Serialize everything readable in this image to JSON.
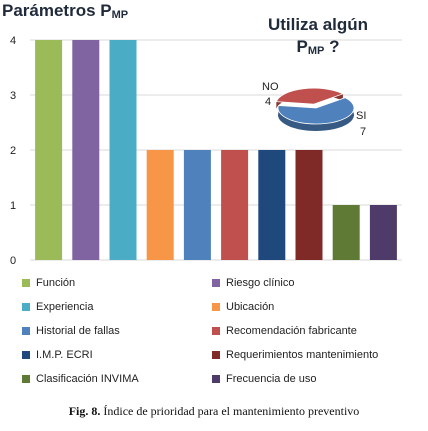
{
  "chart_data": [
    {
      "type": "bar",
      "title": "Parámetros P",
      "title_sub": "MP",
      "categories": [
        "Función",
        "Riesgo clínico",
        "Experiencia",
        "Ubicación",
        "Historial de fallas",
        "Recomendación fabricante",
        "I.M.P. ECRI",
        "Requerimientos mantenimiento",
        "Clasificación INVIMA",
        "Frecuencia de uso"
      ],
      "values": [
        4,
        4,
        4,
        2,
        2,
        2,
        2,
        2,
        1,
        1
      ],
      "colors": [
        "#9bbb59",
        "#8064a2",
        "#4bacc6",
        "#f79646",
        "#4f81bd",
        "#c0504d",
        "#1f497d",
        "#7f2a26",
        "#5f7a34",
        "#4e3b6a"
      ],
      "ylim": [
        0,
        4
      ],
      "yticks": [
        "0",
        "1",
        "2",
        "3",
        "4"
      ],
      "grid": true,
      "legend_position": "bottom"
    },
    {
      "type": "pie",
      "title": "Utiliza algún",
      "title_line2": "P",
      "title_line2_sub": "MP",
      "title_line2_suffix": " ?",
      "categories": [
        "NO",
        "SI"
      ],
      "values": [
        4,
        7
      ],
      "colors": [
        "#c0504d",
        "#4f81bd"
      ]
    }
  ],
  "caption": {
    "label": "Fig. 8.",
    "text": " Índice de prioridad para el mantenimiento preventivo"
  }
}
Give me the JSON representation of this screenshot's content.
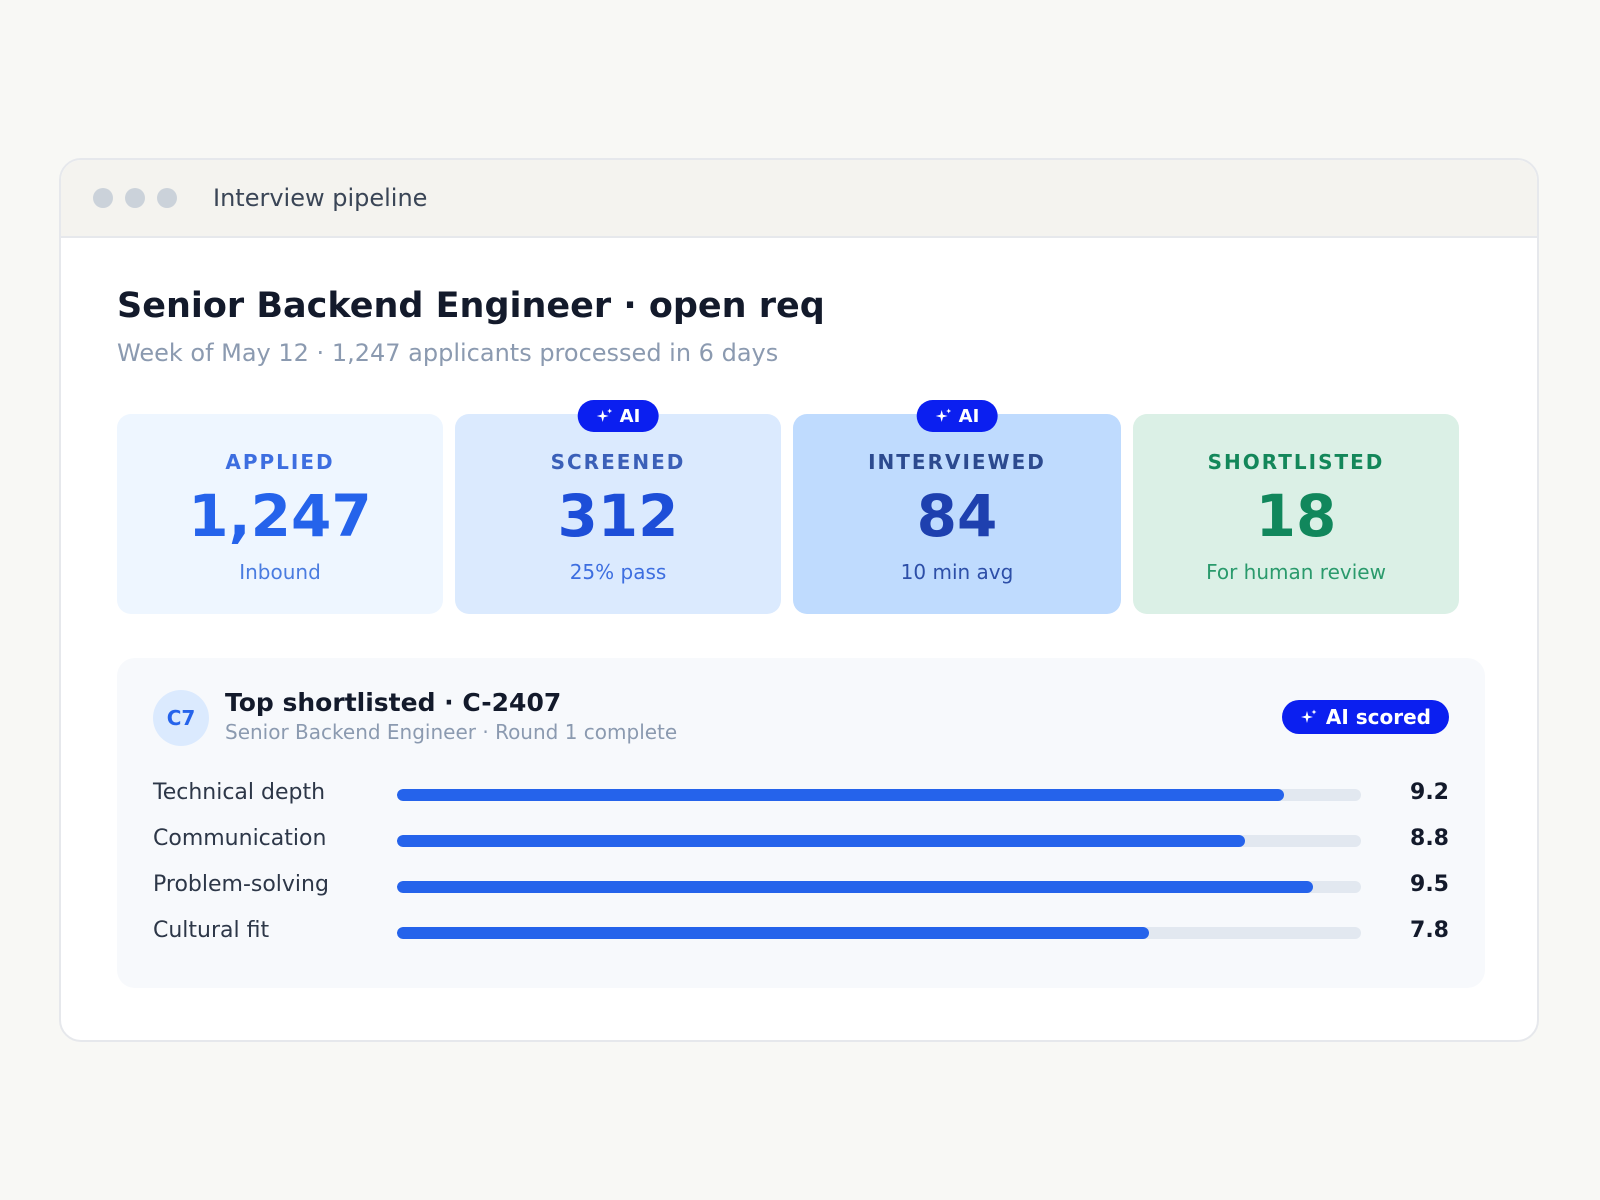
{
  "window": {
    "title": "Interview pipeline"
  },
  "header": {
    "title": "Senior Backend Engineer · open req",
    "subtitle": "Week of May 12 · 1,247 applicants processed in 6 days"
  },
  "stats": [
    {
      "label": "APPLIED",
      "value": "1,247",
      "sub": "Inbound",
      "ai": false,
      "bg": "#eef6ff",
      "label_color": "#3d6ee0",
      "value_color": "#2563eb",
      "sub_color": "#4a7ce0"
    },
    {
      "label": "SCREENED",
      "value": "312",
      "sub": "25% pass",
      "ai": true,
      "ai_label": "AI",
      "bg": "#dbeafe",
      "label_color": "#3a5fb8",
      "value_color": "#1d4ed8",
      "sub_color": "#3d6ee0"
    },
    {
      "label": "INTERVIEWED",
      "value": "84",
      "sub": "10 min avg",
      "ai": true,
      "ai_label": "AI",
      "bg": "#bfdbfe",
      "label_color": "#2c4a8f",
      "value_color": "#1e40af",
      "sub_color": "#2d4fa8"
    },
    {
      "label": "SHORTLISTED",
      "value": "18",
      "sub": "For human review",
      "ai": false,
      "bg": "#dbf0e6",
      "label_color": "#13875a",
      "value_color": "#11875c",
      "sub_color": "#2a9a6c"
    }
  ],
  "candidate": {
    "avatar": "C7",
    "title": "Top shortlisted · C-2407",
    "subtitle": "Senior Backend Engineer · Round 1 complete",
    "badge": "AI scored",
    "badge_icon": "sparkle-icon",
    "scores": [
      {
        "label": "Technical depth",
        "value": "9.2",
        "fraction": 0.92
      },
      {
        "label": "Communication",
        "value": "8.8",
        "fraction": 0.88
      },
      {
        "label": "Problem-solving",
        "value": "9.5",
        "fraction": 0.95
      },
      {
        "label": "Cultural fit",
        "value": "7.8",
        "fraction": 0.78
      }
    ]
  },
  "colors": {
    "accent": "#0b1ff0",
    "bar": "#2563eb",
    "track": "#e2e8f0"
  }
}
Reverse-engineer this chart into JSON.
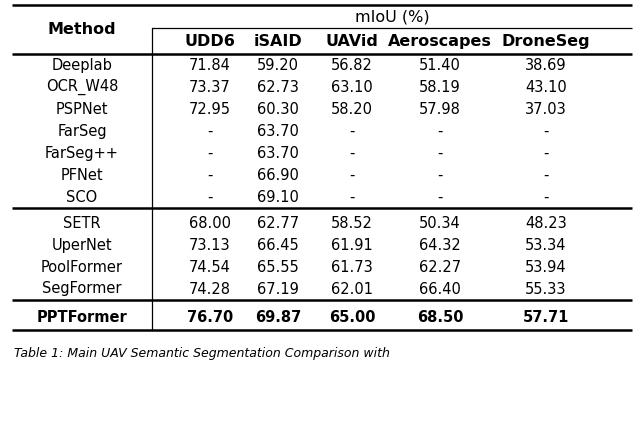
{
  "title": "mIoU (%)",
  "col_headers": [
    "Method",
    "UDD6",
    "iSAID",
    "UAVid",
    "Aeroscapes",
    "DroneSeg"
  ],
  "group1": [
    [
      "Deeplab",
      "71.84",
      "59.20",
      "56.82",
      "51.40",
      "38.69"
    ],
    [
      "OCR_W48",
      "73.37",
      "62.73",
      "63.10",
      "58.19",
      "43.10"
    ],
    [
      "PSPNet",
      "72.95",
      "60.30",
      "58.20",
      "57.98",
      "37.03"
    ],
    [
      "FarSeg",
      "-",
      "63.70",
      "-",
      "-",
      "-"
    ],
    [
      "FarSeg++",
      "-",
      "63.70",
      "-",
      "-",
      "-"
    ],
    [
      "PFNet",
      "-",
      "66.90",
      "-",
      "-",
      "-"
    ],
    [
      "SCO",
      "-",
      "69.10",
      "-",
      "-",
      "-"
    ]
  ],
  "group2": [
    [
      "SETR",
      "68.00",
      "62.77",
      "58.52",
      "50.34",
      "48.23"
    ],
    [
      "UperNet",
      "73.13",
      "66.45",
      "61.91",
      "64.32",
      "53.34"
    ],
    [
      "PoolFormer",
      "74.54",
      "65.55",
      "61.73",
      "62.27",
      "53.94"
    ],
    [
      "SegFormer",
      "74.28",
      "67.19",
      "62.01",
      "66.40",
      "55.33"
    ]
  ],
  "last_row": [
    "PPTFormer",
    "76.70",
    "69.87",
    "65.00",
    "68.50",
    "57.71"
  ],
  "caption": "Table 1: Main UAV Semantic Segmentation Comparison with",
  "bg_color": "#ffffff",
  "text_color": "#000000",
  "font_size": 10.5,
  "header_font_size": 11.5
}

THE PROBLEM:
Filter the records above for "caption" and copy every matching line.

RESPONSE BELOW:
  "caption": {
  "caption": "Table 1: Main UAV Semantic Segmentation Comparison with",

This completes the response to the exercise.